→ **THE REQUEST**:
Write out each line of the material again, word for word.
____ PROVIDED DATA
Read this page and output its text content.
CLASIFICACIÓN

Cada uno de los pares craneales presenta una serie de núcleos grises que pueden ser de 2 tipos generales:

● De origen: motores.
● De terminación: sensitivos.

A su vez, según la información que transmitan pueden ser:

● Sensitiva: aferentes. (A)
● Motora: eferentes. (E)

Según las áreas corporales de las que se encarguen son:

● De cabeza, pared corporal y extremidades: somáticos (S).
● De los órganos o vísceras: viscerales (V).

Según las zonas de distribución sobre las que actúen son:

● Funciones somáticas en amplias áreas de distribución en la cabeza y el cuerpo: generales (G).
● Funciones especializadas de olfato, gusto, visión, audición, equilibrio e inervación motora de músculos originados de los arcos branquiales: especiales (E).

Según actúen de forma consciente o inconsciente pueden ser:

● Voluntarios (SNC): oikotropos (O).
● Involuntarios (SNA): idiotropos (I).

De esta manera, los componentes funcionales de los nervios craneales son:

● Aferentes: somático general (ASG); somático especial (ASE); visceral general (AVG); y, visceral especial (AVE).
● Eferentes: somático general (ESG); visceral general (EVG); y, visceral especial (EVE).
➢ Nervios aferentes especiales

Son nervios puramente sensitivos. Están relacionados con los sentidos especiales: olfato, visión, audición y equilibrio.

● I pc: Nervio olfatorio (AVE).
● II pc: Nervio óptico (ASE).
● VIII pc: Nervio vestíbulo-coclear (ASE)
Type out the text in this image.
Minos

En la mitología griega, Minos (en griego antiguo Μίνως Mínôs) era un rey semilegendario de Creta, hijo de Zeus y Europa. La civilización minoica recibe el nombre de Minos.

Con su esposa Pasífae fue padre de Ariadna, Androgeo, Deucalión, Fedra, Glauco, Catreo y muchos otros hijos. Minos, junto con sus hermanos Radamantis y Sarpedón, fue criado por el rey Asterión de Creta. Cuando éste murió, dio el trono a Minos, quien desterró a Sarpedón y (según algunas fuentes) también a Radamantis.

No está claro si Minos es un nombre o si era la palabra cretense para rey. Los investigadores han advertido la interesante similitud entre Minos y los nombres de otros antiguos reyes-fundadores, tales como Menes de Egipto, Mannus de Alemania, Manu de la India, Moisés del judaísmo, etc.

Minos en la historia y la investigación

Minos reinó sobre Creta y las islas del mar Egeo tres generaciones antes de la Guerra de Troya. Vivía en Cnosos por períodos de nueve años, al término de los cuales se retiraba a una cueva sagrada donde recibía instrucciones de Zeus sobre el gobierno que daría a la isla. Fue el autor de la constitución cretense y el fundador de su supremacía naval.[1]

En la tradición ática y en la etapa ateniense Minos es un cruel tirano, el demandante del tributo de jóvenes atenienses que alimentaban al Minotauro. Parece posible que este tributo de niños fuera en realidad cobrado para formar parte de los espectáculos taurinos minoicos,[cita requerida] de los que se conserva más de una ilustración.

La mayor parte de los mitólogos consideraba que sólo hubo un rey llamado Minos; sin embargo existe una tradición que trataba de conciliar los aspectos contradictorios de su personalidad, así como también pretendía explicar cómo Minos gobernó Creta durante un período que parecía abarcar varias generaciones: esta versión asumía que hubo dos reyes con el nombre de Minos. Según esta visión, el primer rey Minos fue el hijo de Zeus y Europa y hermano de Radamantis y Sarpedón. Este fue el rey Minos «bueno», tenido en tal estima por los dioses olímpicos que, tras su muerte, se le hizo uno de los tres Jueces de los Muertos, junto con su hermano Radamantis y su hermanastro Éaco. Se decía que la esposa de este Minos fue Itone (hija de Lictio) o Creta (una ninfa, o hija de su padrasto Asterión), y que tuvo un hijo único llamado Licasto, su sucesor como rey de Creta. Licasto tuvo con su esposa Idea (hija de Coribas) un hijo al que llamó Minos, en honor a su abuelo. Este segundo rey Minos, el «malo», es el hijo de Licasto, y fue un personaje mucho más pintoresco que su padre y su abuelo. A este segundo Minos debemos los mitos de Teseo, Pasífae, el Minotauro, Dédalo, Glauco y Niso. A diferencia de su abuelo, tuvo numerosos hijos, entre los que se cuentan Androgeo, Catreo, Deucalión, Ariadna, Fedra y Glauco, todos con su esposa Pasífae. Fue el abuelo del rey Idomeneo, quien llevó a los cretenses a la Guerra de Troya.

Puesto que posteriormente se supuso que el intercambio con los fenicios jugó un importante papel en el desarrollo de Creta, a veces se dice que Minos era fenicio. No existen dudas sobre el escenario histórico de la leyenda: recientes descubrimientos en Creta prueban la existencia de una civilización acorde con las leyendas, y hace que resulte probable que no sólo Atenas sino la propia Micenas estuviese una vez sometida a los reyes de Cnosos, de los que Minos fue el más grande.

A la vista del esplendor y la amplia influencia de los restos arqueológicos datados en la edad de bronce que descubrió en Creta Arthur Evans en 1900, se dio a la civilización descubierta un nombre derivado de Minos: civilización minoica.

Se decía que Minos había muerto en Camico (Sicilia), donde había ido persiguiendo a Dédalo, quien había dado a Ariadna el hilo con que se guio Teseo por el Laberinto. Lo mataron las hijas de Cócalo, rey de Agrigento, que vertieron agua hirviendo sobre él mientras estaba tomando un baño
________
→ **WORKED ANSWER**:
Read this page and output its text content.
CLASIFICACIÓN

Cada uno de los pares craneales presenta una serie de núcleos grises que pueden ser de 2 tipos generales:

● De origen: motores.
● De terminación: sensitivos.

A su vez, según la información que transmitan pueden ser:

● Sensitiva: aferentes. (A)
● Motora: eferentes. (E)

Según las áreas corporales de las que se encarguen son:

● De cabeza, pared corporal y extremidades: somáticos (S).
● De los órganos o vísceras: viscerales (V).

Según las zonas de distribución sobre las que actúen son:

● Funciones somáticas en amplias áreas de distribución en la cabeza y el cuerpo: generales (G).
● Funciones especializadas de olfato, gusto, visión, audición, equilibrio e inervación motora de músculos originados de los arcos branquiales: especiales (E).

Según actúen de forma consciente o inconsciente pueden ser:

● Voluntarios (SNC): oikotropos (O).
● Involuntarios (SNA): idiotropos (I).

De esta manera, los componentes funcionales de los nervios craneales son:

● Aferentes: somático general (ASG); somático especial (ASE); visceral general (AVG); y, visceral especial (AVE).
● Eferentes: somático general (ESG); visceral general (EVG); y, visceral especial (EVE).
➢ Nervios aferentes especiales

Son nervios puramente sensitivos. Están relacionados con los sentidos especiales: olfato, visión, audición y equilibrio.

● I pc: Nervio olfatorio (AVE).
● II pc: Nervio óptico (ASE).
● VIII pc: Nervio vestíbulo-coclear (ASE)
Type out the text in this image.
Minos

En la mitología griega, Minos (en griego antiguo Μίνως Mínôs) era un rey semilegendario de Creta, hijo de Zeus y Europa. La civilización minoica recibe el nombre de Minos.

Con su esposa Pasífae fue padre de Ariadna, Androgeo, Deucalión, Fedra, Glauco, Catreo y muchos otros hijos. Minos, junto con sus hermanos Radamantis y Sarpedón, fue criado por el rey Asterión de Creta. Cuando éste murió, dio el trono a Minos, quien desterró a Sarpedón y (según algunas fuentes) también a Radamantis.

No está claro si Minos es un nombre o si era la palabra cretense para rey. Los investigadores han advertido la interesante similitud entre Minos y los nombres de otros antiguos reyes-fundadores, tales como Menes de Egipto, Mannus de Alemania, Manu de la India, Moisés del judaísmo, etc.

Minos en la historia y la investigación

Minos reinó sobre Creta y las islas del mar Egeo tres generaciones antes de la Guerra de Troya. Vivía en Cnosos por períodos de nueve años, al término de los cuales se retiraba a una cueva sagrada donde recibía instrucciones de Zeus sobre el gobierno que daría a la isla. Fue el autor de la constitución cretense y el fundador de su supremacía naval.[1]

En la tradición ática y en la etapa ateniense Minos es un cruel tirano, el demandante del tributo de jóvenes atenienses que alimentaban al Minotauro. Parece posible que este tributo de niños fuera en realidad cobrado para formar parte de los espectáculos taurinos minoicos,[cita requerida] de los que se conserva más de una ilustración.

La mayor parte de los mitólogos consideraba que sólo hubo un rey llamado Minos; sin embargo existe una tradición que trataba de conciliar los aspectos contradictorios de su personalidad, así como también pretendía explicar cómo Minos gobernó Creta durante un período que parecía abarcar varias generaciones: esta versión asumía que hubo dos reyes con el nombre de Minos. Según esta visión, el primer rey Minos fue el hijo de Zeus y Europa y hermano de Radamantis y Sarpedón. Este fue el rey Minos «bueno», tenido en tal estima por los dioses olímpicos que, tras su muerte, se le hizo uno de los tres Jueces de los Muertos, junto con su hermano Radamantis y su hermanastro Éaco. Se decía que la esposa de este Minos fue Itone (hija de Lictio) o Creta (una ninfa, o hija de su padrasto Asterión), y que tuvo un hijo único llamado Licasto, su sucesor como rey de Creta. Licasto tuvo con su esposa Idea (hija de Coribas) un hijo al que llamó Minos, en honor a su abuelo. Este segundo rey Minos, el «malo», es el hijo de Licasto, y fue un personaje mucho más pintoresco que su padre y su abuelo. A este segundo Minos debemos los mitos de Teseo, Pasífae, el Minotauro, Dédalo, Glauco y Niso. A diferencia de su abuelo, tuvo numerosos hijos, entre los que se cuentan Androgeo, Catreo, Deucalión, Ariadna, Fedra y Glauco, todos con su esposa Pasífae. Fue el abuelo del rey Idomeneo, quien llevó a los cretenses a la Guerra de Troya.

Puesto que posteriormente se supuso que el intercambio con los fenicios jugó un importante papel en el desarrollo de Creta, a veces se dice que Minos era fenicio. No existen dudas sobre el escenario histórico de la leyenda: recientes descubrimientos en Creta prueban la existencia de una civilización acorde con las leyendas, y hace que resulte probable que no sólo Atenas sino la propia Micenas estuviese una vez sometida a los reyes de Cnosos, de los que Minos fue el más grande.

A la vista del esplendor y la amplia influencia de los restos arqueológicos datados en la edad de bronce que descubrió en Creta Arthur Evans en 1900, se dio a la civilización descubierta un nombre derivado de Minos: civilización minoica.

Se decía que Minos había muerto en Camico (Sicilia), donde había ido persiguiendo a Dédalo, quien había dado a Ariadna el hilo con que se guio Teseo por el Laberinto. Lo mataron las hijas de Cócalo, rey de Agrigento, que vertieron agua hirviendo sobre él mientras estaba tomando un baño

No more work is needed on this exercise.